Jobs:
**A.** In the game server notes below, how often does the server send a ping?
**B.** Pick up the game server notes below at their last line and write the next part.

Quoted passage:
..............................

One server, many protocols. A single HTTP server handles REST (room lifecycle, slot management, chat history, admin actions), Server-Sent Events (the lobby stream pushes room-list deltas), and WebSocket (per-game connection, /rooms/:id/game). The upgrade handler verifies the session id from the handshake URL, runs an origin check (CSWSH defense), confirms the session owns a seat in the room, and attaches a GameConnection that owns the socket for its lifetime.

Protocol. Zod-validated client messages on the way in (action, chat, requestRematch), a tagged union of server messages on the way out (hello, state, gameEnded, actionError, chat, rematchReady). Every state broadcast carries a monotonically increasing stateVersion. The client drops frames whose version is strictly less than its watermark, which defends against the reconnect race that otherwise rewinds the UI to an earlier turn.

Heartbeats at the protocol level. ws.ping() / ws.pong() rather than a custom ping message. Browsers handle the pong transparently. The server pings every 25 seconds and terminates on the first missed pong, which means dead-connection detection runs in at most 50 seconds from the last successful round trip.

Resilience details that earned their keep:

• 16 KB maxPayload. The largest legitimate game action is about 500 bytes. Anything over 16 KB gets dropped before the engine sees it.
• Per-connection token buckets. Separate budgets for game messages (10 burst, 5/s refill), chat (5 burst, 0.5/s refill), and illegal-action errors (3 burst, 1/s refill). A chatty client cannot starve the action path; a buggy client spraying illegal actions cannot drown out legitimate traffic.
• REST rate limiter keyed on compound bearer::remoteAddress. WS upgrade limiter keyed on remote IP only (the session id is not yet verified at handshake time, so an unverified value cannot key the bucket).
• Disconnect grace. 60 seconds. If a player's socket drops mid-game, the seat stays theirs; a random-legal-move bot takes their turns once grace expires so the game does not stall. They can reclaim the seat any time before the game ends by reconnecting.
• Backpressure. If a connection's buffered output exceeds 256 KB (slow consumer), the server closes it with 1008 rather than accumulating memory.
• Rematch. The finish screen keeps the socket alive. requestRematch creates a new room server-side with the same humans re-seated at their slot indices; the first human to attach claims host via the existing migrateHostAwayFromBot path.

..............................

[Records from a data collection]

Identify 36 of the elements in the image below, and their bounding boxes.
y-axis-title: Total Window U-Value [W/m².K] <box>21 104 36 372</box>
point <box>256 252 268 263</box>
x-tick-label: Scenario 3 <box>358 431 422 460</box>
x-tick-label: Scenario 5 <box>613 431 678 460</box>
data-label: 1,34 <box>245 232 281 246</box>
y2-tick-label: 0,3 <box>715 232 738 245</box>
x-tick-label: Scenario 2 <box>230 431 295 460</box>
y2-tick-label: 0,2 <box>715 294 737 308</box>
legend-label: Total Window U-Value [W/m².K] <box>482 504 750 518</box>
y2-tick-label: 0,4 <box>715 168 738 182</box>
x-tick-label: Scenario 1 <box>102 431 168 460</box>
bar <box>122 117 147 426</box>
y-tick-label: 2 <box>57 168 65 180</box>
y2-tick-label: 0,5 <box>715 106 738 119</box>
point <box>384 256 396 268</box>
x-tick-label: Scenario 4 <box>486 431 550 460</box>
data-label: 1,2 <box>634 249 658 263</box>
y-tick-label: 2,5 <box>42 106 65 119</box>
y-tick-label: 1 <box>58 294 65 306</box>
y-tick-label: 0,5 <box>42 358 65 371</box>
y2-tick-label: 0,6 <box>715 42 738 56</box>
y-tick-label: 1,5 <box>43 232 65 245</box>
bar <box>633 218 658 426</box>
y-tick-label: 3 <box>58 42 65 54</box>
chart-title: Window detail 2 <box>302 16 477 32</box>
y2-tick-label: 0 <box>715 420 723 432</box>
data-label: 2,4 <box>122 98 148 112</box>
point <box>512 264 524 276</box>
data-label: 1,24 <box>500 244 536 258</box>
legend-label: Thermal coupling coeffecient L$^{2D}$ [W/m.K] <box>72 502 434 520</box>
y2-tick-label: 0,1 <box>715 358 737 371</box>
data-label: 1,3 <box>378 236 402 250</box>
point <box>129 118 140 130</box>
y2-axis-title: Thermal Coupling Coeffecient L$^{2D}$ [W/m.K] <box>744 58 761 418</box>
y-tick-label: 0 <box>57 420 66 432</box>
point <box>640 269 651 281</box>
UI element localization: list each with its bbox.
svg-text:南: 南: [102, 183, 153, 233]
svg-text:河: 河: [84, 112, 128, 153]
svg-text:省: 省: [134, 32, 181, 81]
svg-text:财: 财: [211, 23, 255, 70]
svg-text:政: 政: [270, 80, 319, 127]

..............................

Responses by task:
**A.** Every 25 seconds.

**B.**
Client useGameSocket hook. Exponential backoff with jitter for reconnects (500 * 2^attempt capped at 10 s, ×(0.5 + rand/2) jitter). Bounded outbound queue of 32 messages (FIFO-evicts under backpressure so buggy clients cannot OOM their own tab). Watermark-based stale frame drop so out-of-order delivery during reconnect does not rewind UI state.

Testing. 153 server-side tests including full end-to-end integration flows that actually open WebSocket handshakes against a live ephemeral server, play out hot-seat turns, exercise disconnect grace by letting timers expire, and assert bot takeover.

4. Production deploy on a single box

A single t4g.small Amazon Linux 2023 instance in eu-central-1. Two Docker containers composed by docker-compose: web is the Next.js standalone build, srv is the esbuilt WebSocket server. Host-level nginx terminates TLS and routes by path. Let's Encrypt issues the certificate via the webroot ACME challenge.

Deploys run from my laptop with a two-script loop:

• deploy/bootstrap.sh does one-time host setup (Docker, buildx, Compose, swap, cert, nginx).
• deploy/deploy.sh is the repeatable deploy: git reset on the host, docker compose up -d --build to rebuild and replace the containers, nginx config sync, reload, health checks.

Single-origin was a deliberate call. Everything (HTML, REST, SSE, WebSocket) lives at https://skipbo.johnmoorman.com. That keeps CORS out of the architecture entirely, which is one less thing to think about when debugging.

TLS is Mozilla Intermediate 2026. TLS 1.2 and 1.3 only, 2-year HSTS, security headers, no OCSP stapling (Let's Encrypt sunsetted OCSP on 2025-08-06; certs issued after 2025-05-07 carry no OCSP responder URL). That configuration earns an A on SSL Labs out of the box, no hand-tuning.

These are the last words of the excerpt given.